» **Written request**
Restate the records in their entirety, word for word.

» **Data for processing**
☆ ☆ ☆
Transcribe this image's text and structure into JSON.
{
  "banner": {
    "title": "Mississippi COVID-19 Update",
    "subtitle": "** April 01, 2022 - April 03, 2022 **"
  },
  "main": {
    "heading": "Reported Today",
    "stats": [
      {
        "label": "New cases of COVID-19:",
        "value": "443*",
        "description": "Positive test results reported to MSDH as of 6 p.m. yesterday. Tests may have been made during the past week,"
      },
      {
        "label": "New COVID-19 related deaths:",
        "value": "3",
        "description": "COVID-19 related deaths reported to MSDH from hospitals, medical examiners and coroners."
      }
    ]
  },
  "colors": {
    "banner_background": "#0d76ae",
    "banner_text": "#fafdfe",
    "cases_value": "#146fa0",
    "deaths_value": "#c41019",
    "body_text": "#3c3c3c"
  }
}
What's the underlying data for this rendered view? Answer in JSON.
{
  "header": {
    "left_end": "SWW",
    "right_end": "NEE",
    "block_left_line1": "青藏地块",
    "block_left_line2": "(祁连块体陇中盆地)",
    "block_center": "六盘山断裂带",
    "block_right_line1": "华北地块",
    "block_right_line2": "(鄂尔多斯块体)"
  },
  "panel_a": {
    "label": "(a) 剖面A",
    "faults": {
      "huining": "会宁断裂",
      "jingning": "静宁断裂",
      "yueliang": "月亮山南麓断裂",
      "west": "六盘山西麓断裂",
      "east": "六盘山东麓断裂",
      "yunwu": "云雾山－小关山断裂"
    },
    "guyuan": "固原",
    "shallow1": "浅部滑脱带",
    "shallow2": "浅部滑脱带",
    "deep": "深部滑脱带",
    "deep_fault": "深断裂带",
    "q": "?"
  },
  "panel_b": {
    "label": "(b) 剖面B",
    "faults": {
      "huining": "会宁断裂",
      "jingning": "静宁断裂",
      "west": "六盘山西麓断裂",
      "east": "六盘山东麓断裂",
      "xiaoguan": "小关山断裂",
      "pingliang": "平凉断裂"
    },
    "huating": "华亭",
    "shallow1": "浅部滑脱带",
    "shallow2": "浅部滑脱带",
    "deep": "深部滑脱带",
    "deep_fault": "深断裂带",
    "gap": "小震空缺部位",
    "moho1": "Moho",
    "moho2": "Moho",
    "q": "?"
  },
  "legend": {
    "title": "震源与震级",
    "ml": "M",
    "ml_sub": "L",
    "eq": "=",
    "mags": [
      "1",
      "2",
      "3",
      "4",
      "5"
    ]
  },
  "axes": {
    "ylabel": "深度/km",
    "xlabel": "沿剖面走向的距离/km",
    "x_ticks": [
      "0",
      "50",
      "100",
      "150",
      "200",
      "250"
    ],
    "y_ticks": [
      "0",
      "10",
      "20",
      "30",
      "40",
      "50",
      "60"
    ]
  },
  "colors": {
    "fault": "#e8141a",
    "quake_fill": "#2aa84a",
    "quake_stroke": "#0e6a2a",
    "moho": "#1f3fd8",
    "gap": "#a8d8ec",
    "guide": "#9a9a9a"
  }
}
☆ ☆ ☆
» **Task result**
Transcribe this image's text and structure into JSON.
{
  "banner": {
    "title": "Mississippi COVID-19 Update",
    "subtitle": "** April 01, 2022 - April 03, 2022 **"
  },
  "main": {
    "heading": "Reported Today",
    "stats": [
      {
        "label": "New cases of COVID-19:",
        "value": "443*",
        "description": "Positive test results reported to MSDH as of 6 p.m. yesterday. Tests may have been made during the past week,"
      },
      {
        "label": "New COVID-19 related deaths:",
        "value": "3",
        "description": "COVID-19 related deaths reported to MSDH from hospitals, medical examiners and coroners."
      }
    ]
  },
  "colors": {
    "banner_background": "#0d76ae",
    "banner_text": "#fafdfe",
    "cases_value": "#146fa0",
    "deaths_value": "#c41019",
    "body_text": "#3c3c3c"
  }
}
What's the underlying data for this rendered view? Answer in JSON.
{
  "header": {
    "left_end": "SWW",
    "right_end": "NEE",
    "block_left_line1": "青藏地块",
    "block_left_line2": "(祁连块体陇中盆地)",
    "block_center": "六盘山断裂带",
    "block_right_line1": "华北地块",
    "block_right_line2": "(鄂尔多斯块体)"
  },
  "panel_a": {
    "label": "(a) 剖面A",
    "faults": {
      "huining": "会宁断裂",
      "jingning": "静宁断裂",
      "yueliang": "月亮山南麓断裂",
      "west": "六盘山西麓断裂",
      "east": "六盘山东麓断裂",
      "yunwu": "云雾山－小关山断裂"
    },
    "guyuan": "固原",
    "shallow1": "浅部滑脱带",
    "shallow2": "浅部滑脱带",
    "deep": "深部滑脱带",
    "deep_fault": "深断裂带",
    "q": "?"
  },
  "panel_b": {
    "label": "(b) 剖面B",
    "faults": {
      "huining": "会宁断裂",
      "jingning": "静宁断裂",
      "west": "六盘山西麓断裂",
      "east": "六盘山东麓断裂",
      "xiaoguan": "小关山断裂",
      "pingliang": "平凉断裂"
    },
    "huating": "华亭",
    "shallow1": "浅部滑脱带",
    "shallow2": "浅部滑脱带",
    "deep": "深部滑脱带",
    "deep_fault": "深断裂带",
    "gap": "小震空缺部位",
    "moho1": "Moho",
    "moho2": "Moho",
    "q": "?"
  },
  "legend": {
    "title": "震源与震级",
    "ml": "M",
    "ml_sub": "L",
    "eq": "=",
    "mags": [
      "1",
      "2",
      "3",
      "4",
      "5"
    ]
  },
  "axes": {
    "ylabel": "深度/km",
    "xlabel": "沿剖面走向的距离/km",
    "x_ticks": [
      "0",
      "50",
      "100",
      "150",
      "200",
      "250"
    ],
    "y_ticks": [
      "0",
      "10",
      "20",
      "30",
      "40",
      "50",
      "60"
    ]
  },
  "colors": {
    "fault": "#e8141a",
    "quake_fill": "#2aa84a",
    "quake_stroke": "#0e6a2a",
    "moho": "#1f3fd8",
    "gap": "#a8d8ec",
    "guide": "#9a9a9a"
  }
}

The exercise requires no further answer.